### [Problem to solve]
Switch "pencil-icon" to "edit-icon" in the data, starting at the line that has "362, 41, 376]" and stopping after the line that has "85, 186, 103]". Return only those lines, with everything else left unchanged.

☆ ☆ ☆ ☆ ☆

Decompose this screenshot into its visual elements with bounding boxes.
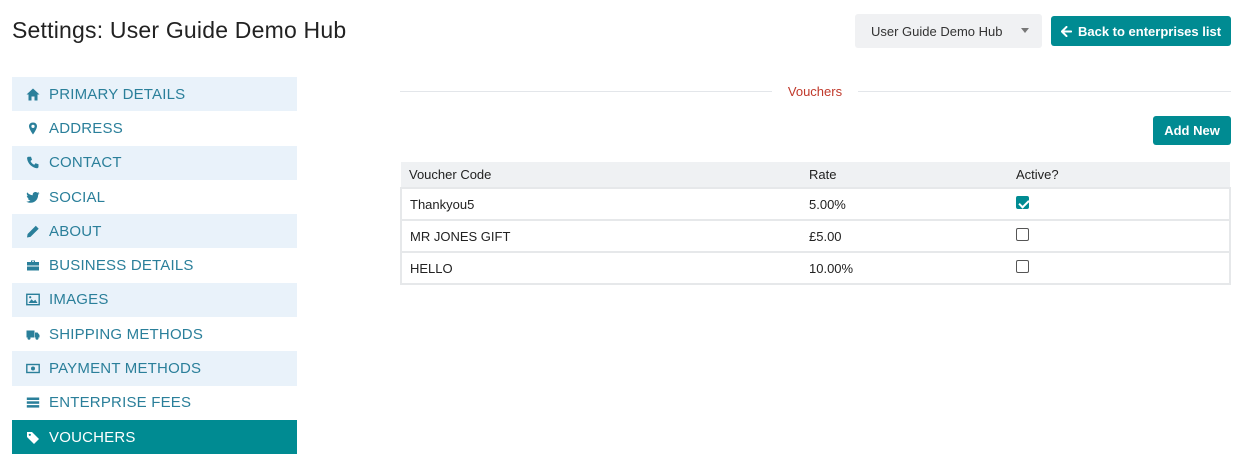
money-icon	[25, 362, 41, 376]
sidebar-item-label: SHIPPING METHODS	[49, 325, 204, 343]
voucher-code: HELLO	[400, 251, 801, 285]
fees-icon	[25, 396, 41, 410]
sidebar-item-label: IMAGES	[49, 291, 109, 309]
sidebar-item-label: ADDRESS	[49, 119, 123, 137]
divider	[858, 91, 1231, 92]
voucher-rate: 5.00%	[801, 187, 1008, 220]
column-header-rate: Rate	[801, 162, 1008, 188]
hub-select[interactable]: User Guide Demo Hub	[855, 14, 1042, 48]
tags-icon	[25, 430, 41, 444]
divider	[400, 91, 772, 92]
voucher-code: MR JONES GIFT	[400, 219, 801, 252]
page-title: Settings: User Guide Demo Hub	[12, 17, 347, 43]
sidebar-item-shipping-methods[interactable]: SHIPPING METHODS	[12, 317, 297, 352]
sidebar-item-social[interactable]: SOCIAL	[12, 179, 297, 215]
voucher-code: Thankyou5	[400, 187, 801, 220]
briefcase-icon	[25, 259, 41, 273]
pencil-icon	[25, 224, 41, 238]
sidebar-item-images[interactable]: IMAGES	[12, 282, 297, 318]
sidebar-item-label: ENTERPRISE FEES	[49, 394, 192, 412]
voucher-rate: 10.00%	[801, 251, 1008, 285]
sidebar-item-contact[interactable]: CONTACT	[12, 145, 297, 180]
vouchers-table: Voucher Code Rate Active? Thankyou5 5.00…	[400, 162, 1231, 285]
active-checkbox[interactable]	[1016, 196, 1029, 209]
home-icon	[25, 87, 41, 101]
sidebar-item-enterprise-fees[interactable]: ENTERPRISE FEES	[12, 385, 297, 420]
column-header-voucher-code: Voucher Code	[401, 162, 801, 188]
sidebar-item-label: SOCIAL	[49, 188, 106, 206]
phone-icon	[25, 156, 41, 170]
sidebar-item-label: PRIMARY DETAILS	[49, 85, 186, 103]
section-title: Vouchers	[787, 84, 843, 99]
sidebar-item-address[interactable]: ADDRESS	[12, 111, 297, 146]
table-row: Thankyou5 5.00%	[400, 187, 1231, 220]
map-marker-icon	[25, 121, 41, 135]
column-header-active: Active?	[1008, 162, 1230, 188]
sidebar-item-label: PAYMENT METHODS	[49, 360, 202, 378]
vouchers-section-header: Vouchers	[400, 84, 1231, 100]
sidebar-item-business-details[interactable]: BUSINESS DETAILS	[12, 248, 297, 283]
caret-down-icon	[1021, 28, 1029, 33]
arrow-left-icon	[1060, 25, 1072, 37]
active-checkbox[interactable]	[1016, 260, 1029, 273]
sidebar-item-label: ABOUT	[49, 222, 102, 240]
sidebar-item-vouchers[interactable]: VOUCHERS	[12, 419, 297, 455]
settings-sidebar: PRIMARY DETAILS ADDRESS CONTACT SOCIAL A…	[12, 77, 297, 455]
image-icon	[25, 293, 41, 307]
back-to-enterprises-button[interactable]: Back to enterprises list	[1051, 16, 1231, 46]
voucher-rate: £5.00	[801, 219, 1008, 252]
sidebar-item-payment-methods[interactable]: PAYMENT METHODS	[12, 351, 297, 386]
twitter-icon	[25, 190, 41, 204]
table-row: HELLO 10.00%	[400, 251, 1231, 285]
table-row: MR JONES GIFT £5.00	[400, 219, 1231, 252]
sidebar-item-label: BUSINESS DETAILS	[49, 257, 194, 275]
active-checkbox[interactable]	[1016, 228, 1029, 241]
sidebar-item-label: VOUCHERS	[49, 428, 136, 446]
back-button-label: Back to enterprises list	[1077, 23, 1222, 39]
sidebar-item-label: CONTACT	[49, 154, 122, 172]
table-header-row: Voucher Code Rate Active?	[401, 162, 1230, 188]
sidebar-item-about[interactable]: ABOUT	[12, 214, 297, 249]
add-new-button[interactable]: Add New	[1153, 116, 1231, 145]
sidebar-item-primary-details[interactable]: PRIMARY DETAILS	[12, 77, 297, 112]
hub-select-value: User Guide Demo Hub	[871, 23, 1003, 39]
truck-icon	[25, 327, 41, 341]
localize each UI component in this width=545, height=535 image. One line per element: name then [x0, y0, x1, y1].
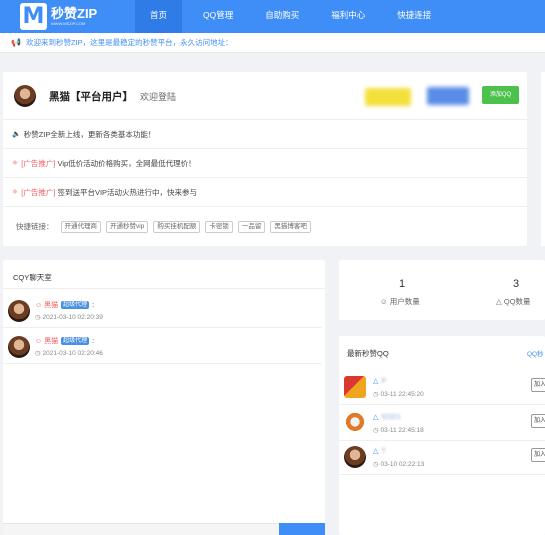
announcement-text: 签到送平台VIP活动火热进行中，快来参与	[57, 187, 198, 197]
chat-title: CQY聊天室	[13, 273, 52, 282]
avatar	[14, 85, 36, 107]
logo-url: WWW.MSZIP.COM	[51, 20, 86, 26]
quick-links: 快捷链接： 开通代理商 开通秒赞vip 购买挂机配额 卡密锁 一品留 黑猫博客吧	[3, 207, 527, 246]
qq-icon: △	[496, 297, 504, 306]
user-name: 黑猫【平台用户】	[49, 91, 133, 103]
chat-send-button[interactable]	[279, 523, 325, 535]
stats-card	[339, 260, 545, 320]
user-count: 1	[399, 278, 406, 290]
latest-title: 最新秒赞QQ	[347, 349, 389, 358]
announcement-row[interactable]: ⚛ [广告推广] Vip低价活动价格购买，全网最低代理价！	[3, 149, 527, 178]
avatar	[8, 300, 30, 322]
quick-link-button[interactable]: 黑猫博客吧	[270, 220, 311, 233]
chat-time: 2021-03-10 02:20:46	[42, 350, 103, 357]
avatar	[344, 446, 366, 468]
chat-time: 2021-03-10 02:20:39	[42, 314, 103, 321]
latest-qq-item: △ 52321 ◷ 03-11 22:45:18 加入	[339, 405, 545, 441]
blurred-banner	[365, 88, 411, 106]
qq-number: P	[381, 377, 387, 385]
chat-message: ☺ 黑猫 超级代理 : ◷ 2021-03-10 02:20:46	[0, 328, 322, 364]
qq-count: 3	[513, 278, 520, 290]
qq-count-label: △ QQ数量	[496, 297, 531, 306]
qq-number: T	[381, 447, 386, 455]
role-badge: 超级代理	[61, 301, 90, 309]
nav-self-purchase[interactable]: 自助购买	[250, 0, 314, 33]
nav-quick-links[interactable]: 快捷连接	[382, 0, 446, 33]
qq-icon: △	[373, 414, 379, 421]
ad-tag: [广告推广]	[21, 187, 56, 197]
quick-link-button[interactable]: 一品留	[237, 220, 266, 233]
logo-name: 秒赞ZIP	[51, 5, 98, 21]
nav-qq-manage[interactable]: QQ管理	[188, 0, 248, 33]
qq-avatar	[344, 376, 366, 398]
side-panel-edge	[541, 72, 545, 246]
site-logo[interactable]: M 秒赞ZIP WWW.MSZIP.COM	[20, 2, 97, 31]
join-button[interactable]: 加入	[531, 414, 545, 428]
blurred-banner	[427, 87, 469, 105]
announcement-row[interactable]: 🔈 秒赞ZIP全新上线，更新各类基本功能！	[3, 120, 527, 149]
logo-mark: M	[20, 3, 47, 30]
join-button[interactable]: 加入	[531, 378, 545, 392]
join-button[interactable]: 加入	[531, 448, 545, 462]
quick-link-button[interactable]: 开通代理商	[60, 220, 101, 233]
welcome-text: 欢迎登陆	[140, 92, 177, 102]
nav-welfare[interactable]: 福利中心	[316, 0, 380, 33]
chat-message: ☺ 黑猫 超级代理 : ◷ 2021-03-10 02:20:39	[0, 292, 322, 328]
speaker-icon: 🔈	[12, 131, 21, 138]
chat-input[interactable]	[3, 523, 279, 535]
ad-icon: ⚛	[12, 189, 19, 196]
announcement-text: 秒赞ZIP全新上线，更新各类基本功能！	[23, 129, 156, 139]
notice-text: 欢迎来到秒赞ZIP，这里是最稳定的秒赞平台，永久访问地址：	[25, 38, 233, 47]
quick-link-button[interactable]: 卡密锁	[205, 220, 233, 233]
divider	[3, 288, 325, 289]
chat-username[interactable]: 黑猫	[44, 336, 58, 346]
qq-time: 03-11 22:45:18	[380, 427, 424, 434]
chat-username[interactable]: 黑猫	[44, 300, 58, 310]
latest-qq-item: △ T ◷ 03-10 02:22:13 加入	[339, 439, 545, 475]
latest-more-link[interactable]: QQ秒	[527, 348, 544, 358]
megaphone-icon: 📢	[11, 38, 21, 47]
quick-link-button[interactable]: 开通秒赞vip	[106, 220, 149, 233]
ad-tag: [广告推广]	[21, 158, 56, 168]
qq-icon: △	[373, 378, 379, 385]
nav-home[interactable]: 首页	[135, 0, 183, 33]
ad-icon: ⚛	[12, 160, 19, 167]
qq-number: 52321	[381, 413, 401, 421]
top-navbar: M 秒赞ZIP WWW.MSZIP.COM 首页 QQ管理 自助购买 福利中心 …	[0, 0, 545, 33]
qq-time: 03-10 02:22:13	[380, 461, 425, 468]
qq-icon: △	[373, 448, 379, 455]
add-qq-button[interactable]: 添加QQ	[482, 86, 519, 104]
avatar	[8, 336, 30, 358]
user-icon: ☺	[35, 337, 43, 345]
qq-avatar	[344, 412, 366, 434]
announcement-text: Vip低价活动价格购买，全网最低代理价！	[57, 158, 196, 168]
main-nav: 首页 QQ管理 自助购买 福利中心 快捷连接	[135, 0, 446, 33]
notice-bar: 📢 欢迎来到秒赞ZIP，这里是最稳定的秒赞平台，永久访问地址：	[0, 33, 545, 53]
user-row: 黑猫【平台用户】 欢迎登陆 添加QQ	[3, 72, 527, 120]
user-card: 黑猫【平台用户】 欢迎登陆 添加QQ 🔈 秒赞ZIP全新上线，更新各类基本功能！…	[3, 72, 527, 246]
user-count-label: ☺ 用户数量	[380, 297, 420, 306]
qq-time: 03-11 22:45:20	[380, 391, 424, 398]
latest-qq-item: △ P ◷ 03-11 22:45:20 加入	[339, 369, 545, 405]
quick-links-label: 快捷链接：	[16, 222, 54, 231]
role-badge: 超级代理	[61, 337, 90, 345]
announcement-row[interactable]: ⚛ [广告推广] 签到送平台VIP活动火热进行中，快来参与	[3, 178, 527, 207]
user-icon: ☺	[35, 301, 43, 309]
quick-link-button[interactable]: 购买挂机配额	[153, 220, 201, 233]
user-icon: ☺	[380, 297, 390, 306]
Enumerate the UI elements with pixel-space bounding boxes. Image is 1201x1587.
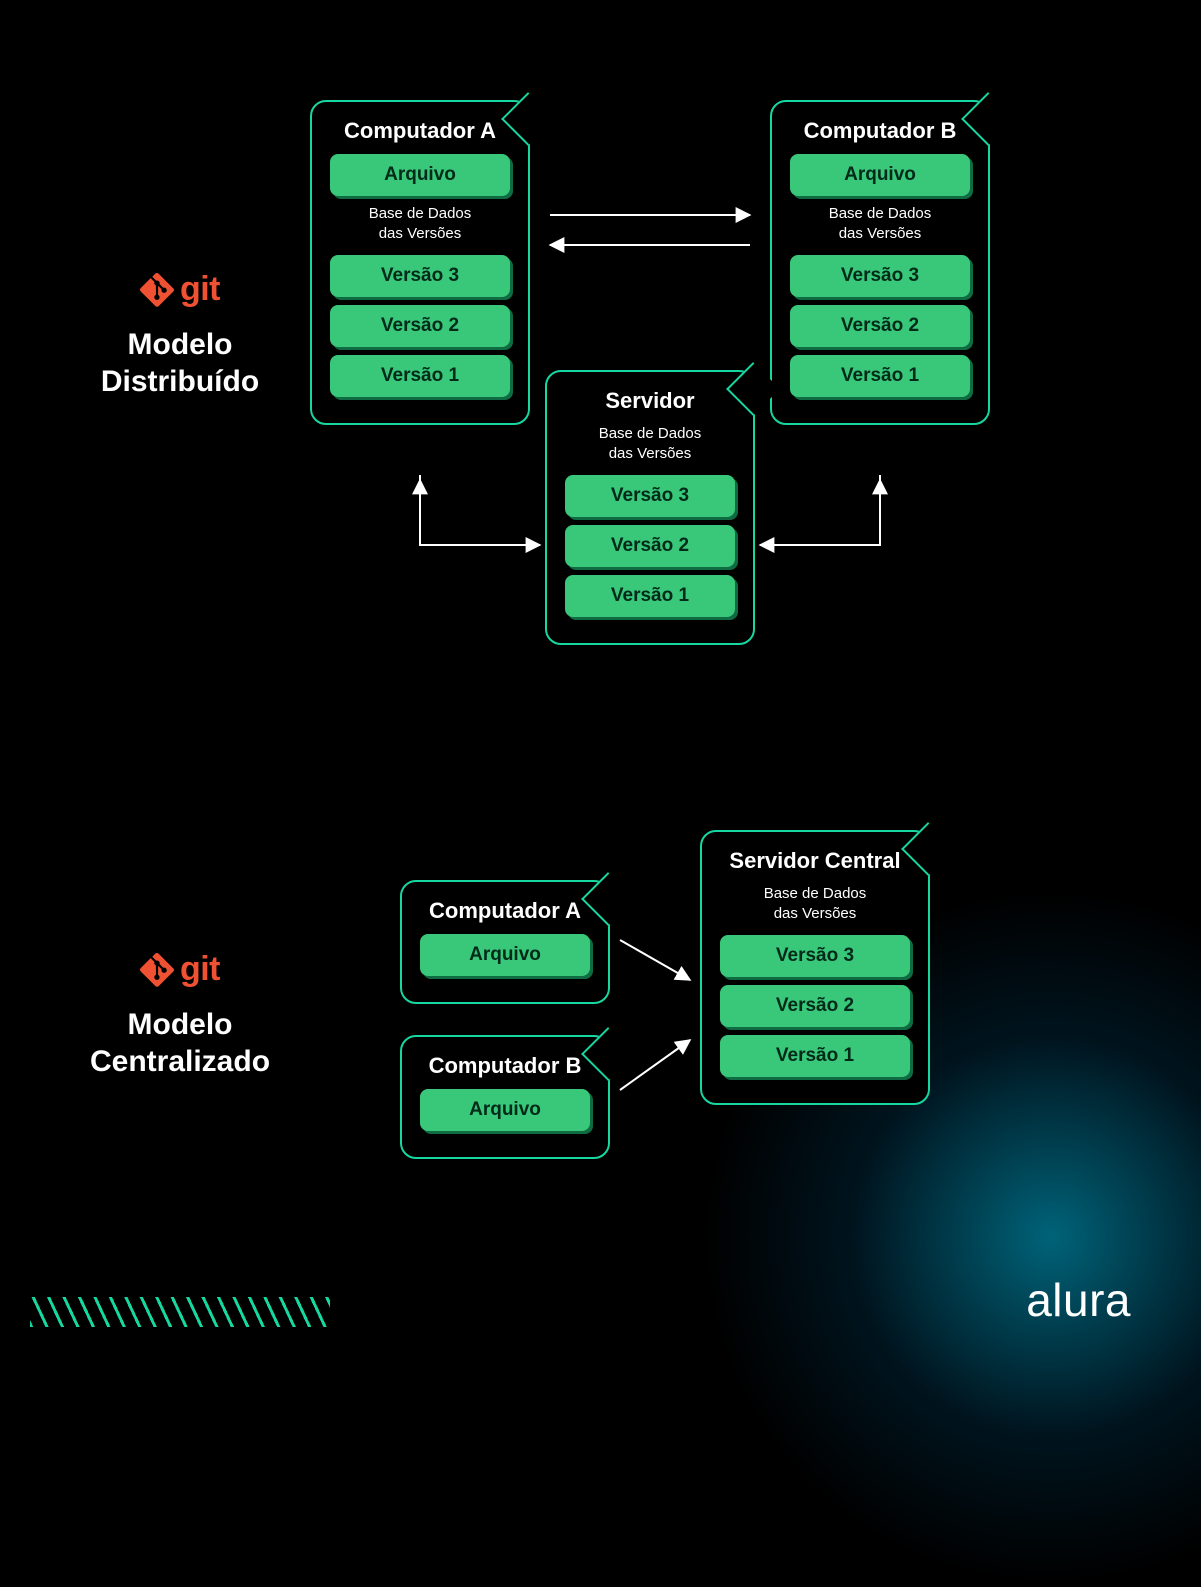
db-label: Base de Dados das Versões: [561, 424, 739, 465]
db-label: Base de Dados das Versões: [326, 204, 514, 245]
file-pill: Arquivo: [420, 1089, 590, 1131]
distributed-label-block: git Modelo Distribuído: [70, 270, 290, 401]
centralized-arrows: [0, 0, 1201, 1387]
version-pill: Versão 2: [790, 305, 970, 347]
version-pill: Versão 3: [720, 935, 910, 977]
file-pill: Arquivo: [790, 154, 970, 196]
centralized-title: Modelo Centralizado: [70, 1006, 290, 1081]
distributed-computer-a-card: Computador A Arquivo Base de Dados das V…: [310, 100, 530, 425]
card-title: Computador A: [416, 898, 594, 924]
db-label: Base de Dados das Versões: [716, 884, 914, 925]
decorative-hatches: [30, 1297, 330, 1327]
git-logo: git: [140, 270, 220, 309]
alura-watermark: alura: [1026, 1273, 1131, 1327]
card-title: Computador B: [416, 1053, 594, 1079]
distributed-server-card: Servidor Base de Dados das Versões Versã…: [545, 370, 755, 645]
file-pill: Arquivo: [330, 154, 510, 196]
version-pill: Versão 1: [720, 1035, 910, 1077]
card-title: Servidor Central: [716, 848, 914, 874]
centralized-label-block: git Modelo Centralizado: [70, 950, 290, 1081]
card-title: Computador A: [326, 118, 514, 144]
db-label: Base de Dados das Versões: [786, 204, 974, 245]
file-pill: Arquivo: [420, 934, 590, 976]
distributed-computer-b-card: Computador B Arquivo Base de Dados das V…: [770, 100, 990, 425]
version-pill: Versão 1: [565, 575, 735, 617]
centralized-computer-a-card: Computador A Arquivo: [400, 880, 610, 1004]
version-pill: Versão 2: [720, 985, 910, 1027]
git-icon: [140, 273, 174, 307]
git-text: git: [180, 950, 220, 989]
centralized-server-card: Servidor Central Base de Dados das Versõ…: [700, 830, 930, 1105]
version-pill: Versão 3: [565, 475, 735, 517]
version-pill: Versão 1: [790, 355, 970, 397]
card-title: Computador B: [786, 118, 974, 144]
version-pill: Versão 3: [790, 255, 970, 297]
version-pill: Versão 2: [330, 305, 510, 347]
card-title: Servidor: [561, 388, 739, 414]
git-logo: git: [140, 950, 220, 989]
git-text: git: [180, 270, 220, 309]
version-pill: Versão 1: [330, 355, 510, 397]
version-pill: Versão 2: [565, 525, 735, 567]
version-pill: Versão 3: [330, 255, 510, 297]
centralized-computer-b-card: Computador B Arquivo: [400, 1035, 610, 1159]
distributed-title: Modelo Distribuído: [70, 326, 290, 401]
git-icon: [140, 953, 174, 987]
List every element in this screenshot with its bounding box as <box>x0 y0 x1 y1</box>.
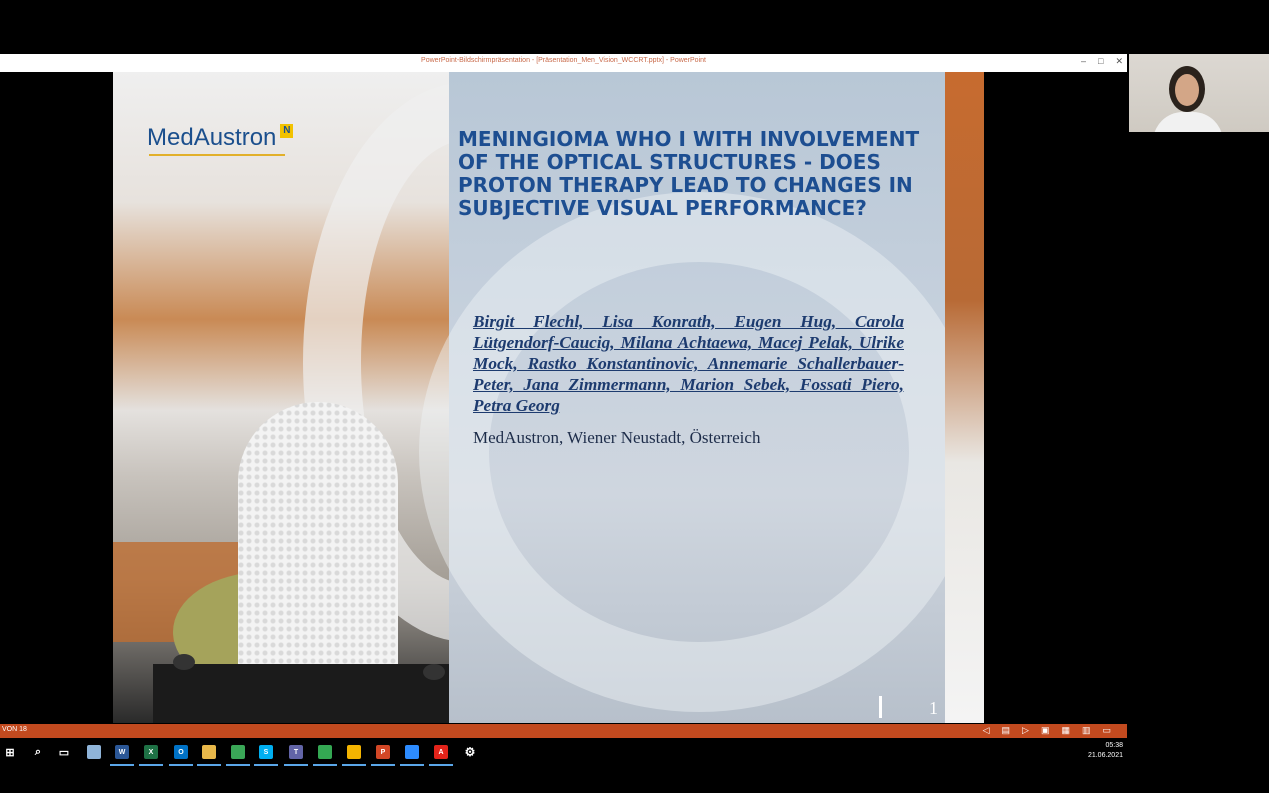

☆ ☆ ☆ ☆ ☆

### [Full output]
money-icon	[25, 362, 41, 376]
sidebar-item-label: SHIPPING METHODS	[49, 325, 204, 343]
voucher-code: HELLO	[400, 251, 801, 285]
fees-icon	[25, 396, 41, 410]
sidebar-item-label: IMAGES	[49, 291, 109, 309]
sidebar-item-label: ADDRESS	[49, 119, 123, 137]
divider	[858, 91, 1231, 92]
voucher-rate: 5.00%	[801, 187, 1008, 220]
column-header-rate: Rate	[801, 162, 1008, 188]
hub-select[interactable]: User Guide Demo Hub	[855, 14, 1042, 48]
tags-icon	[25, 430, 41, 444]
divider	[400, 91, 772, 92]
voucher-code: MR JONES GIFT	[400, 219, 801, 252]
page-title: Settings: User Guide Demo Hub	[12, 17, 347, 43]
sidebar-item-shipping-methods[interactable]: SHIPPING METHODS	[12, 317, 297, 352]
sidebar-item-social[interactable]: SOCIAL	[12, 179, 297, 215]
voucher-code: Thankyou5	[400, 187, 801, 220]
briefcase-icon	[25, 259, 41, 273]
edit-icon	[25, 224, 41, 238]
sidebar-item-images[interactable]: IMAGES	[12, 282, 297, 318]
sidebar-item-label: ENTERPRISE FEES	[49, 394, 192, 412]
voucher-rate: 10.00%	[801, 251, 1008, 285]
sidebar-item-contact[interactable]: CONTACT	[12, 145, 297, 180]
vouchers-table: Voucher Code Rate Active? Thankyou5 5.00…	[400, 162, 1231, 285]
active-checkbox[interactable]	[1016, 196, 1029, 209]
home-icon	[25, 87, 41, 101]
sidebar-item-enterprise-fees[interactable]: ENTERPRISE FEES	[12, 385, 297, 420]
column-header-voucher-code: Voucher Code	[401, 162, 801, 188]
sidebar-item-label: SOCIAL	[49, 188, 106, 206]
phone-icon	[25, 156, 41, 170]
sidebar-item-label: PRIMARY DETAILS	[49, 85, 186, 103]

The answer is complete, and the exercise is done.